Start Input
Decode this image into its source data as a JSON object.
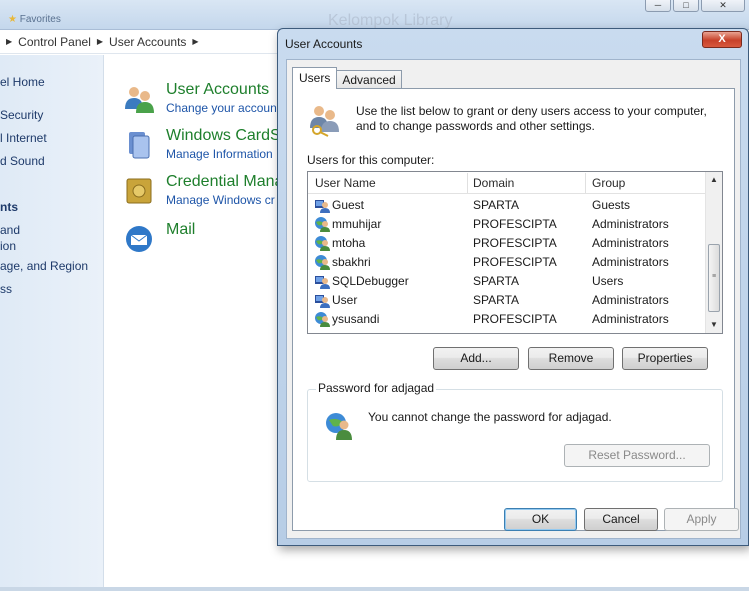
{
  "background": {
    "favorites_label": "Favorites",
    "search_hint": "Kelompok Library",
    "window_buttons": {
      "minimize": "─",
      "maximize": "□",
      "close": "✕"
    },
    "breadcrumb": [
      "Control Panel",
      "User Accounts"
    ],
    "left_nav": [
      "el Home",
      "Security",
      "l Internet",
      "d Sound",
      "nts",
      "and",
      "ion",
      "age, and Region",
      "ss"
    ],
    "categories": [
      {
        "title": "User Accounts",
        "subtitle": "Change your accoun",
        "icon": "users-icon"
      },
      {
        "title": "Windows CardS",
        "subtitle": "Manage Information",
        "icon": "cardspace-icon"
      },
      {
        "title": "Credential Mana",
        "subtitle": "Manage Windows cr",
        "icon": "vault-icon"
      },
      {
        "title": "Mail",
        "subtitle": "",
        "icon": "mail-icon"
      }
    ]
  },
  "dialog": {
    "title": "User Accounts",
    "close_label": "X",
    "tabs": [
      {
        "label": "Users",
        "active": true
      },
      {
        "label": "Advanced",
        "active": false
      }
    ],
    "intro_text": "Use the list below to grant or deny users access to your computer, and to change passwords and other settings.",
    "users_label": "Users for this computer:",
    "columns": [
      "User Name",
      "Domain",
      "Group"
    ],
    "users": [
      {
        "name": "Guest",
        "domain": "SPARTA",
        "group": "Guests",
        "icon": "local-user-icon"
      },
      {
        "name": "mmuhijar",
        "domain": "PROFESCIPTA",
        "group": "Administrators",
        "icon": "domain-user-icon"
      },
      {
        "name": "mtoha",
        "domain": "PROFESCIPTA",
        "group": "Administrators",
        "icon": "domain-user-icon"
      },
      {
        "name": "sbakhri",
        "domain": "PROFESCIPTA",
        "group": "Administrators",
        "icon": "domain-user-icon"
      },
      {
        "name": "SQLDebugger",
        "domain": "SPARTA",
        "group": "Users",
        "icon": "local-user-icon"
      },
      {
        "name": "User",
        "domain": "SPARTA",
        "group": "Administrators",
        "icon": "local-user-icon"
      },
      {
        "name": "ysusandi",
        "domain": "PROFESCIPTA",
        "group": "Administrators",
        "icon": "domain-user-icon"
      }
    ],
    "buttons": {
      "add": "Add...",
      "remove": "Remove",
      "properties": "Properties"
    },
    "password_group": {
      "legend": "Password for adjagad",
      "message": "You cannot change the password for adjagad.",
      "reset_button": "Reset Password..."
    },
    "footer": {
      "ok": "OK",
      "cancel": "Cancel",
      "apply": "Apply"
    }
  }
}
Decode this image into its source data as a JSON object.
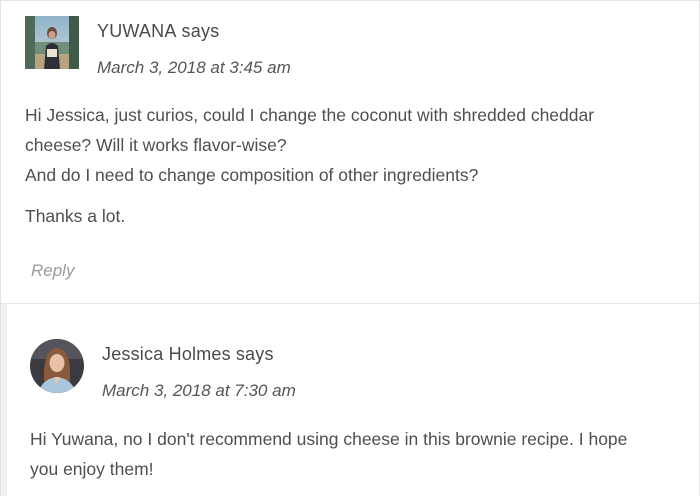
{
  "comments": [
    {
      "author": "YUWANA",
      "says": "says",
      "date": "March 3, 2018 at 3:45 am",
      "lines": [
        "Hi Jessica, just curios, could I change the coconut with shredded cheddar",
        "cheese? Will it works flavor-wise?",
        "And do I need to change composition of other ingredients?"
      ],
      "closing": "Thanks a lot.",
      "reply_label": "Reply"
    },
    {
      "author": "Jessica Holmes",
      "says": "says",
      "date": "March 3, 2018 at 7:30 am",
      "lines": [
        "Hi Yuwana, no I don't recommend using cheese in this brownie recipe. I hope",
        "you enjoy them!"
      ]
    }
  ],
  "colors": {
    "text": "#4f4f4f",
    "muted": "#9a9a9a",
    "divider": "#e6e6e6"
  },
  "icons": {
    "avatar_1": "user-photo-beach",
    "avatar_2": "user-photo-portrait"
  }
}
End Input
Write out each entry exactly as given, but skip the pictures.

■ Result of this exercise:
Decode this image into its source data as a JSON object.
{
  "background": {
    "favorites_label": "Favorites",
    "search_hint": "Kelompok Library",
    "window_buttons": {
      "minimize": "─",
      "maximize": "□",
      "close": "✕"
    },
    "breadcrumb": [
      "Control Panel",
      "User Accounts"
    ],
    "left_nav": [
      "el Home",
      "Security",
      "l Internet",
      "d Sound",
      "nts",
      "and",
      "ion",
      "age, and Region",
      "ss"
    ],
    "categories": [
      {
        "title": "User Accounts",
        "subtitle": "Change your accoun",
        "icon": "users-icon"
      },
      {
        "title": "Windows CardS",
        "subtitle": "Manage Information",
        "icon": "cardspace-icon"
      },
      {
        "title": "Credential Mana",
        "subtitle": "Manage Windows cr",
        "icon": "vault-icon"
      },
      {
        "title": "Mail",
        "subtitle": "",
        "icon": "mail-icon"
      }
    ]
  },
  "dialog": {
    "title": "User Accounts",
    "close_label": "X",
    "tabs": [
      {
        "label": "Users",
        "active": true
      },
      {
        "label": "Advanced",
        "active": false
      }
    ],
    "intro_text": "Use the list below to grant or deny users access to your computer, and to change passwords and other settings.",
    "users_label": "Users for this computer:",
    "columns": [
      "User Name",
      "Domain",
      "Group"
    ],
    "users": [
      {
        "name": "Guest",
        "domain": "SPARTA",
        "group": "Guests",
        "icon": "local-user-icon"
      },
      {
        "name": "mmuhijar",
        "domain": "PROFESCIPTA",
        "group": "Administrators",
        "icon": "domain-user-icon"
      },
      {
        "name": "mtoha",
        "domain": "PROFESCIPTA",
        "group": "Administrators",
        "icon": "domain-user-icon"
      },
      {
        "name": "sbakhri",
        "domain": "PROFESCIPTA",
        "group": "Administrators",
        "icon": "domain-user-icon"
      },
      {
        "name": "SQLDebugger",
        "domain": "SPARTA",
        "group": "Users",
        "icon": "local-user-icon"
      },
      {
        "name": "User",
        "domain": "SPARTA",
        "group": "Administrators",
        "icon": "local-user-icon"
      },
      {
        "name": "ysusandi",
        "domain": "PROFESCIPTA",
        "group": "Administrators",
        "icon": "domain-user-icon"
      }
    ],
    "buttons": {
      "add": "Add...",
      "remove": "Remove",
      "properties": "Properties"
    },
    "password_group": {
      "legend": "Password for adjagad",
      "message": "You cannot change the password for adjagad.",
      "reset_button": "Reset Password..."
    },
    "footer": {
      "ok": "OK",
      "cancel": "Cancel",
      "apply": "Apply"
    }
  }
}
Decode this image into its source data as a JSON object.
{
  "comments": [
    {
      "author": "YUWANA",
      "says": "says",
      "date": "March 3, 2018 at 3:45 am",
      "lines": [
        "Hi Jessica, just curios, could I change the coconut with shredded cheddar",
        "cheese? Will it works flavor-wise?",
        "And do I need to change composition of other ingredients?"
      ],
      "closing": "Thanks a lot.",
      "reply_label": "Reply"
    },
    {
      "author": "Jessica Holmes",
      "says": "says",
      "date": "March 3, 2018 at 7:30 am",
      "lines": [
        "Hi Yuwana, no I don't recommend using cheese in this brownie recipe. I hope",
        "you enjoy them!"
      ]
    }
  ],
  "colors": {
    "text": "#4f4f4f",
    "muted": "#9a9a9a",
    "divider": "#e6e6e6"
  },
  "icons": {
    "avatar_1": "user-photo-beach",
    "avatar_2": "user-photo-portrait"
  }
}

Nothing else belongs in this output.